THE RECORDS >>
────────────────────

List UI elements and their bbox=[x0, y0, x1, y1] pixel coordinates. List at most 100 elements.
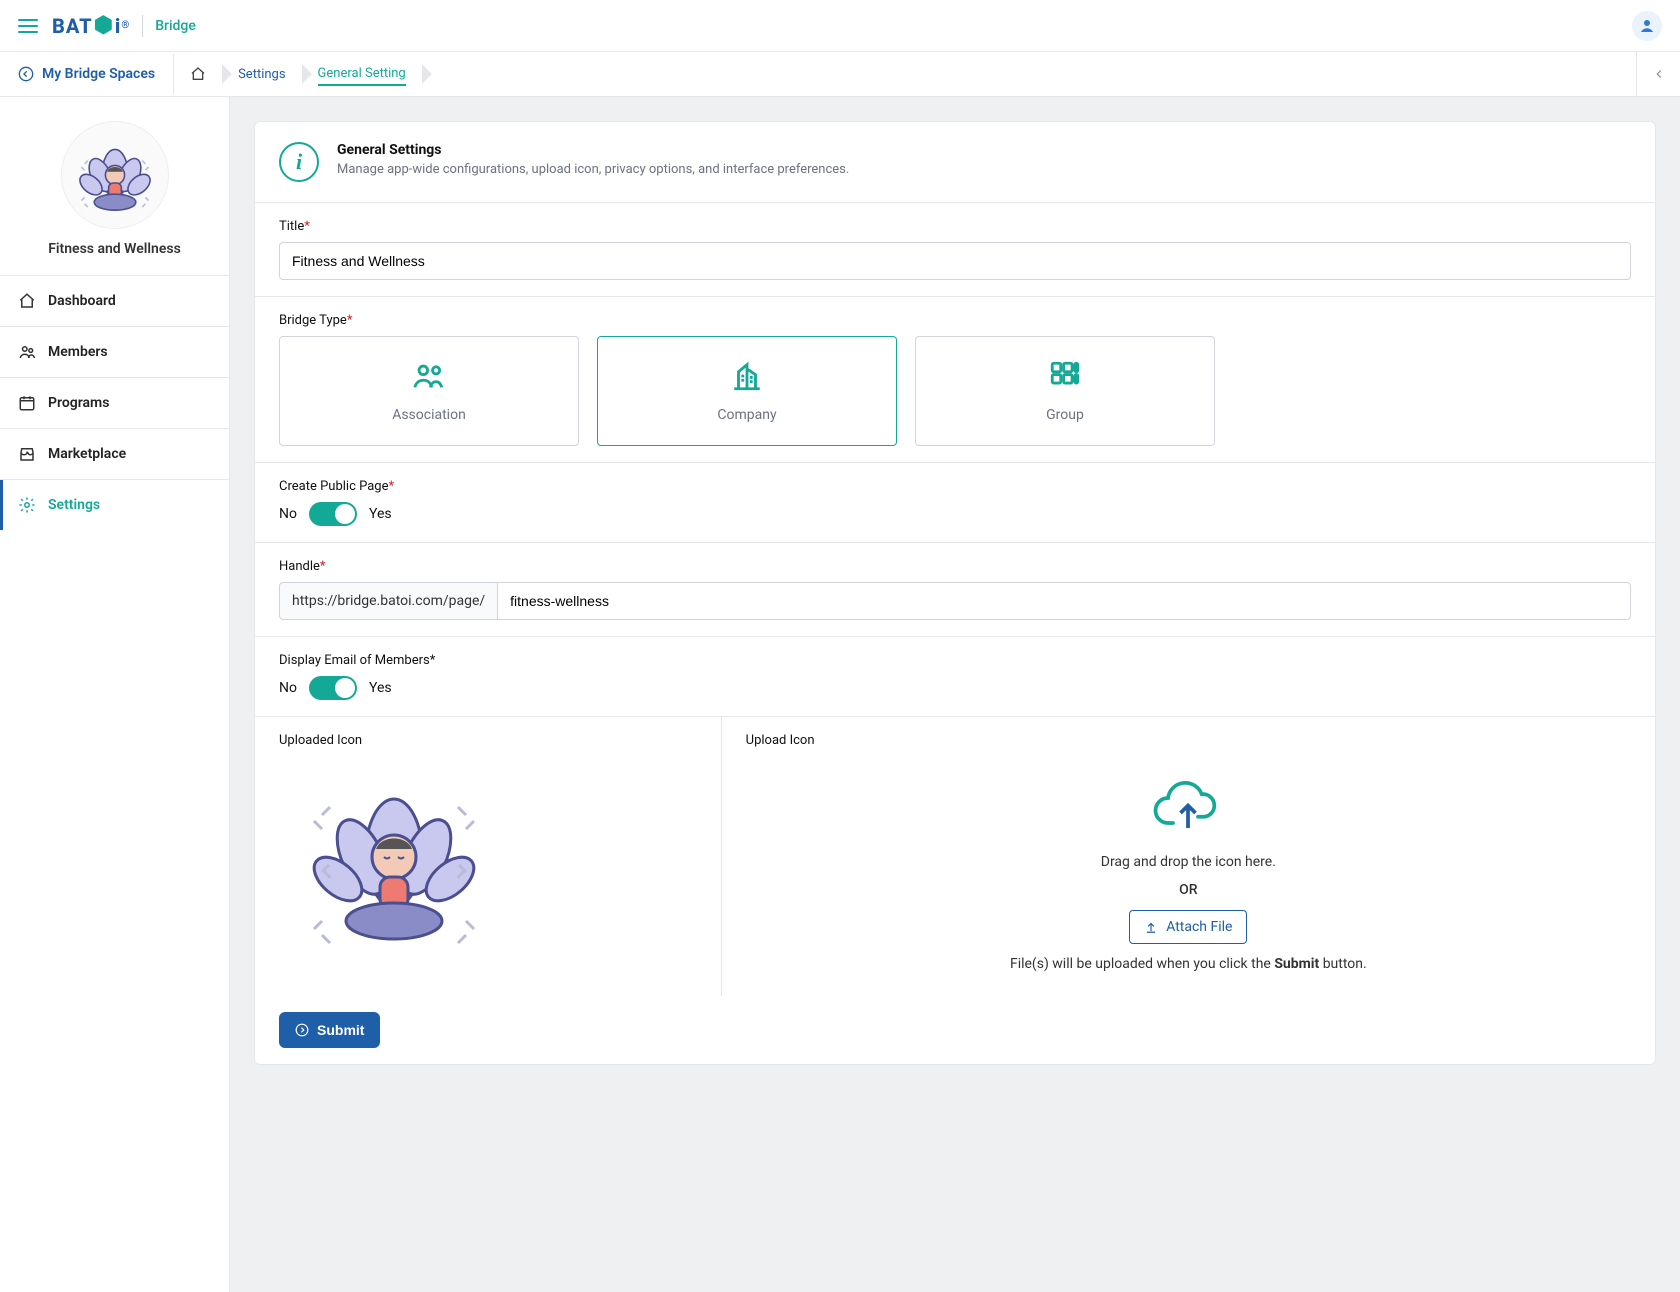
home-icon bbox=[190, 66, 206, 82]
layout: Fitness and Wellness Dashboard Members P… bbox=[0, 97, 1680, 1292]
sidebar-item-label: Members bbox=[48, 344, 108, 360]
space-card: Fitness and Wellness bbox=[0, 97, 229, 276]
type-label: Group bbox=[1046, 407, 1084, 423]
section-upload: Uploaded Icon bbox=[255, 717, 1655, 996]
toggle-yes-label: Yes bbox=[369, 506, 392, 522]
panel-header: i General Settings Manage app-wide confi… bbox=[255, 122, 1655, 203]
sidebar-item-settings[interactable]: Settings bbox=[0, 480, 229, 530]
section-public-page: Create Public Page* No Yes bbox=[255, 463, 1655, 543]
back-label: My Bridge Spaces bbox=[42, 66, 155, 82]
type-option-company[interactable]: Company bbox=[597, 336, 897, 446]
display-email-toggle[interactable] bbox=[309, 676, 357, 700]
section-title: Title* bbox=[255, 203, 1655, 297]
registered-mark: ® bbox=[121, 20, 130, 31]
type-option-group[interactable]: Group bbox=[915, 336, 1215, 446]
public-page-toggle[interactable] bbox=[309, 502, 357, 526]
upload-icon-label: Upload Icon bbox=[746, 733, 815, 748]
profile-avatar[interactable] bbox=[1632, 11, 1662, 41]
upload-hint: File(s) will be uploaded when you click … bbox=[1010, 956, 1367, 972]
user-icon bbox=[1638, 17, 1656, 35]
sidebar: Fitness and Wellness Dashboard Members P… bbox=[0, 97, 230, 1292]
uploaded-icon-preview bbox=[279, 756, 509, 966]
breadcrumb-settings[interactable]: Settings bbox=[222, 52, 301, 96]
meditation-avatar-icon bbox=[67, 127, 163, 223]
chevron-left-icon bbox=[1652, 67, 1666, 81]
public-page-toggle-row: No Yes bbox=[279, 502, 1631, 526]
display-email-toggle-row: No Yes bbox=[279, 676, 1631, 700]
toggle-no-label: No bbox=[279, 506, 297, 522]
sidebar-item-label: Dashboard bbox=[48, 293, 116, 309]
attach-file-button[interactable]: Attach File bbox=[1129, 910, 1247, 944]
gear-icon bbox=[18, 496, 36, 514]
breadcrumb-label: Settings bbox=[238, 67, 285, 82]
space-icon bbox=[61, 121, 169, 229]
section-display-email: Display Email of Members* No Yes bbox=[255, 637, 1655, 717]
sidebar-item-members[interactable]: Members bbox=[0, 327, 229, 378]
attach-file-label: Attach File bbox=[1166, 919, 1232, 935]
panel-title: General Settings bbox=[337, 142, 849, 158]
space-name: Fitness and Wellness bbox=[48, 241, 181, 257]
uploaded-icon-column: Uploaded Icon bbox=[255, 717, 722, 996]
brand-text: BAT bbox=[52, 14, 93, 38]
upload-icon-column: Upload Icon Drag and drop the icon here.… bbox=[722, 717, 1655, 996]
calendar-icon bbox=[18, 394, 36, 412]
sidebar-item-marketplace[interactable]: Marketplace bbox=[0, 429, 229, 480]
arrow-left-circle-icon bbox=[18, 66, 34, 82]
leaf-icon: ⬢ bbox=[94, 13, 114, 38]
company-icon bbox=[730, 359, 764, 393]
sidebar-nav: Dashboard Members Programs Marketplace S… bbox=[0, 276, 229, 530]
app-name[interactable]: Bridge bbox=[155, 18, 196, 34]
type-label: Company bbox=[717, 407, 776, 423]
sidebar-item-dashboard[interactable]: Dashboard bbox=[0, 276, 229, 327]
bridge-type-options: Association Company Group bbox=[279, 336, 1631, 446]
breadcrumbs: Settings General Setting bbox=[174, 52, 422, 96]
sidebar-item-label: Settings bbox=[48, 497, 100, 513]
handle-label: Handle* bbox=[279, 559, 1631, 574]
members-icon bbox=[18, 343, 36, 361]
brand-divider bbox=[142, 15, 143, 37]
handle-prefix: https://bridge.batoi.com/page/ bbox=[279, 582, 497, 620]
sidebar-item-label: Programs bbox=[48, 395, 109, 411]
breadcrumb-general-setting[interactable]: General Setting bbox=[302, 52, 422, 96]
arrow-right-circle-icon bbox=[295, 1023, 309, 1037]
sidebar-item-label: Marketplace bbox=[48, 446, 126, 462]
group-icon bbox=[1048, 359, 1082, 393]
cloud-upload-icon bbox=[1148, 778, 1228, 842]
uploaded-icon-label: Uploaded Icon bbox=[279, 733, 697, 748]
store-icon bbox=[18, 445, 36, 463]
submit-label: Submit bbox=[317, 1022, 364, 1038]
association-icon bbox=[412, 359, 446, 393]
section-handle: Handle* https://bridge.batoi.com/page/ bbox=[255, 543, 1655, 637]
collapse-button[interactable] bbox=[1636, 52, 1680, 96]
home-icon bbox=[18, 292, 36, 310]
back-my-spaces[interactable]: My Bridge Spaces bbox=[0, 54, 174, 94]
settings-panel: i General Settings Manage app-wide confi… bbox=[254, 121, 1656, 1065]
drag-drop-text: Drag and drop the icon here. bbox=[1101, 854, 1276, 870]
public-page-label: Create Public Page* bbox=[279, 479, 1631, 494]
section-bridge-type: Bridge Type* Association Company Group bbox=[255, 297, 1655, 463]
handle-input[interactable] bbox=[497, 582, 1631, 620]
info-icon: i bbox=[279, 142, 319, 182]
handle-input-group: https://bridge.batoi.com/page/ bbox=[279, 582, 1631, 620]
content: i General Settings Manage app-wide confi… bbox=[230, 97, 1680, 1292]
toggle-yes-label: Yes bbox=[369, 680, 392, 696]
breadcrumb-home[interactable] bbox=[174, 52, 222, 96]
meditation-avatar-icon bbox=[284, 761, 504, 961]
bridge-type-label: Bridge Type* bbox=[279, 313, 1631, 328]
submit-button[interactable]: Submit bbox=[279, 1012, 380, 1048]
sidebar-item-programs[interactable]: Programs bbox=[0, 378, 229, 429]
menu-toggle[interactable] bbox=[18, 19, 38, 33]
title-input[interactable] bbox=[279, 242, 1631, 280]
panel-subtitle: Manage app-wide configurations, upload i… bbox=[337, 162, 849, 177]
brand-logo[interactable]: BAT ⬢ i ® bbox=[52, 13, 130, 38]
breadcrumb-bar: My Bridge Spaces Settings General Settin… bbox=[0, 52, 1680, 97]
topbar: BAT ⬢ i ® Bridge bbox=[0, 0, 1680, 52]
brand: BAT ⬢ i ® Bridge bbox=[52, 13, 196, 38]
type-option-association[interactable]: Association bbox=[279, 336, 579, 446]
breadcrumb-label: General Setting bbox=[318, 66, 406, 86]
type-label: Association bbox=[392, 407, 466, 423]
upload-arrow-icon bbox=[1144, 920, 1158, 934]
panel-footer: Submit bbox=[255, 996, 1655, 1064]
title-label: Title* bbox=[279, 219, 1631, 234]
display-email-label: Display Email of Members* bbox=[279, 653, 1631, 668]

────────────────────

THE TASK >> Please repeat the items above word for word, leaving out the pictures.

FULL OUTPUT >>
List UI elements and their bbox=[x0, y0, x1, y1] pixel coordinates. List at most 100 elements.
home-icon bbox=[190, 66, 206, 82]
layout: Fitness and Wellness Dashboard Members P… bbox=[0, 97, 1680, 1292]
sidebar-item-label: Members bbox=[48, 344, 108, 360]
space-card: Fitness and Wellness bbox=[0, 97, 229, 276]
type-label: Group bbox=[1046, 407, 1084, 423]
section-upload: Uploaded Icon bbox=[255, 717, 1655, 996]
toggle-yes-label: Yes bbox=[369, 506, 392, 522]
panel-header: i General Settings Manage app-wide confi… bbox=[255, 122, 1655, 203]
sidebar-item-settings[interactable]: Settings bbox=[0, 480, 229, 530]
section-public-page: Create Public Page* No Yes bbox=[255, 463, 1655, 543]
back-label: My Bridge Spaces bbox=[42, 66, 155, 82]
type-option-company[interactable]: Company bbox=[597, 336, 897, 446]
display-email-toggle[interactable] bbox=[309, 676, 357, 700]
section-title: Title* bbox=[255, 203, 1655, 297]
registered-mark: ® bbox=[121, 20, 130, 31]
type-option-group[interactable]: Group bbox=[915, 336, 1215, 446]
public-page-toggle[interactable] bbox=[309, 502, 357, 526]
upload-icon-label: Upload Icon bbox=[746, 733, 815, 748]
profile-avatar[interactable] bbox=[1632, 11, 1662, 41]
upload-hint: File(s) will be uploaded when you click … bbox=[1010, 956, 1367, 972]
user-icon bbox=[1638, 17, 1656, 35]
sidebar: Fitness and Wellness Dashboard Members P… bbox=[0, 97, 230, 1292]
uploaded-icon-preview bbox=[279, 756, 509, 966]
breadcrumb-settings[interactable]: Settings bbox=[222, 52, 301, 96]
meditation-avatar-icon bbox=[67, 127, 163, 223]
chevron-left-icon bbox=[1652, 67, 1666, 81]
public-page-toggle-row: No Yes bbox=[279, 502, 1631, 526]
display-email-toggle-row: No Yes bbox=[279, 676, 1631, 700]
toggle-no-label: No bbox=[279, 506, 297, 522]
sidebar-item-label: Dashboard bbox=[48, 293, 116, 309]
attach-file-button[interactable]: Attach File bbox=[1129, 910, 1247, 944]
gear-icon bbox=[18, 496, 36, 514]
breadcrumb-label: Settings bbox=[238, 67, 285, 82]
space-icon bbox=[61, 121, 169, 229]
section-display-email: Display Email of Members* No Yes bbox=[255, 637, 1655, 717]
sidebar-item-members[interactable]: Members bbox=[0, 327, 229, 378]
attach-file-label: Attach File bbox=[1166, 919, 1232, 935]
panel-title: General Settings bbox=[337, 142, 849, 158]
space-name: Fitness and Wellness bbox=[48, 241, 181, 257]
uploaded-icon-column: Uploaded Icon bbox=[255, 717, 722, 996]
brand-text: BAT bbox=[52, 14, 93, 38]
upload-icon-column: Upload Icon Drag and drop the icon here.… bbox=[722, 717, 1655, 996]
calendar-icon bbox=[18, 394, 36, 412]
sidebar-item-marketplace[interactable]: Marketplace bbox=[0, 429, 229, 480]
arrow-left-circle-icon bbox=[18, 66, 34, 82]
leaf-icon: ⬢ bbox=[94, 13, 114, 38]
company-icon bbox=[730, 359, 764, 393]
sidebar-nav: Dashboard Members Programs Marketplace S… bbox=[0, 276, 229, 530]
app-name[interactable]: Bridge bbox=[155, 18, 196, 34]
type-label: Company bbox=[717, 407, 776, 423]
sidebar-item-dashboard[interactable]: Dashboard bbox=[0, 276, 229, 327]
bridge-type-options: Association Company Group bbox=[279, 336, 1631, 446]
breadcrumbs: Settings General Setting bbox=[174, 52, 422, 96]
sidebar-item-label: Settings bbox=[48, 497, 100, 513]
handle-label: Handle* bbox=[279, 559, 1631, 574]
members-icon bbox=[18, 343, 36, 361]
brand-divider bbox=[142, 15, 143, 37]
handle-prefix: https://bridge.batoi.com/page/ bbox=[279, 582, 497, 620]
sidebar-item-label: Programs bbox=[48, 395, 109, 411]
breadcrumb-general-setting[interactable]: General Setting bbox=[302, 52, 422, 96]
arrow-right-circle-icon bbox=[295, 1023, 309, 1037]
sidebar-item-label: Marketplace bbox=[48, 446, 126, 462]
group-icon bbox=[1048, 359, 1082, 393]
cloud-upload-icon bbox=[1148, 778, 1228, 842]
uploaded-icon-label: Uploaded Icon bbox=[279, 733, 697, 748]
store-icon bbox=[18, 445, 36, 463]
submit-label: Submit bbox=[317, 1022, 364, 1038]
association-icon bbox=[412, 359, 446, 393]
section-handle: Handle* https://bridge.batoi.com/page/ bbox=[255, 543, 1655, 637]
collapse-button[interactable] bbox=[1636, 52, 1680, 96]
home-icon bbox=[18, 292, 36, 310]
back-my-spaces[interactable]: My Bridge Spaces bbox=[0, 54, 174, 94]
settings-panel: i General Settings Manage app-wide confi… bbox=[254, 121, 1656, 1065]
drag-drop-text: Drag and drop the icon here. bbox=[1101, 854, 1276, 870]
public-page-label: Create Public Page* bbox=[279, 479, 1631, 494]
section-bridge-type: Bridge Type* Association Company Group bbox=[255, 297, 1655, 463]
handle-input[interactable] bbox=[497, 582, 1631, 620]
info-icon: i bbox=[279, 142, 319, 182]
handle-input-group: https://bridge.batoi.com/page/ bbox=[279, 582, 1631, 620]
content: i General Settings Manage app-wide confi… bbox=[230, 97, 1680, 1292]
toggle-yes-label: Yes bbox=[369, 680, 392, 696]
breadcrumb-home[interactable] bbox=[174, 52, 222, 96]
meditation-avatar-icon bbox=[284, 761, 504, 961]
bridge-type-label: Bridge Type* bbox=[279, 313, 1631, 328]
submit-button[interactable]: Submit bbox=[279, 1012, 380, 1048]
sidebar-item-programs[interactable]: Programs bbox=[0, 378, 229, 429]
menu-toggle[interactable] bbox=[18, 19, 38, 33]
title-input[interactable] bbox=[279, 242, 1631, 280]
panel-subtitle: Manage app-wide configurations, upload i… bbox=[337, 162, 849, 177]
brand-logo[interactable]: BAT ⬢ i ® bbox=[52, 13, 130, 38]
breadcrumb-bar: My Bridge Spaces Settings General Settin… bbox=[0, 52, 1680, 97]
topbar: BAT ⬢ i ® Bridge bbox=[0, 0, 1680, 52]
brand: BAT ⬢ i ® Bridge bbox=[52, 13, 196, 38]
type-option-association[interactable]: Association bbox=[279, 336, 579, 446]
breadcrumb-label: General Setting bbox=[318, 66, 406, 86]
type-label: Association bbox=[392, 407, 466, 423]
upload-arrow-icon bbox=[1144, 920, 1158, 934]
panel-footer: Submit bbox=[255, 996, 1655, 1064]
title-label: Title* bbox=[279, 219, 1631, 234]
display-email-label: Display Email of Members* bbox=[279, 653, 1631, 668]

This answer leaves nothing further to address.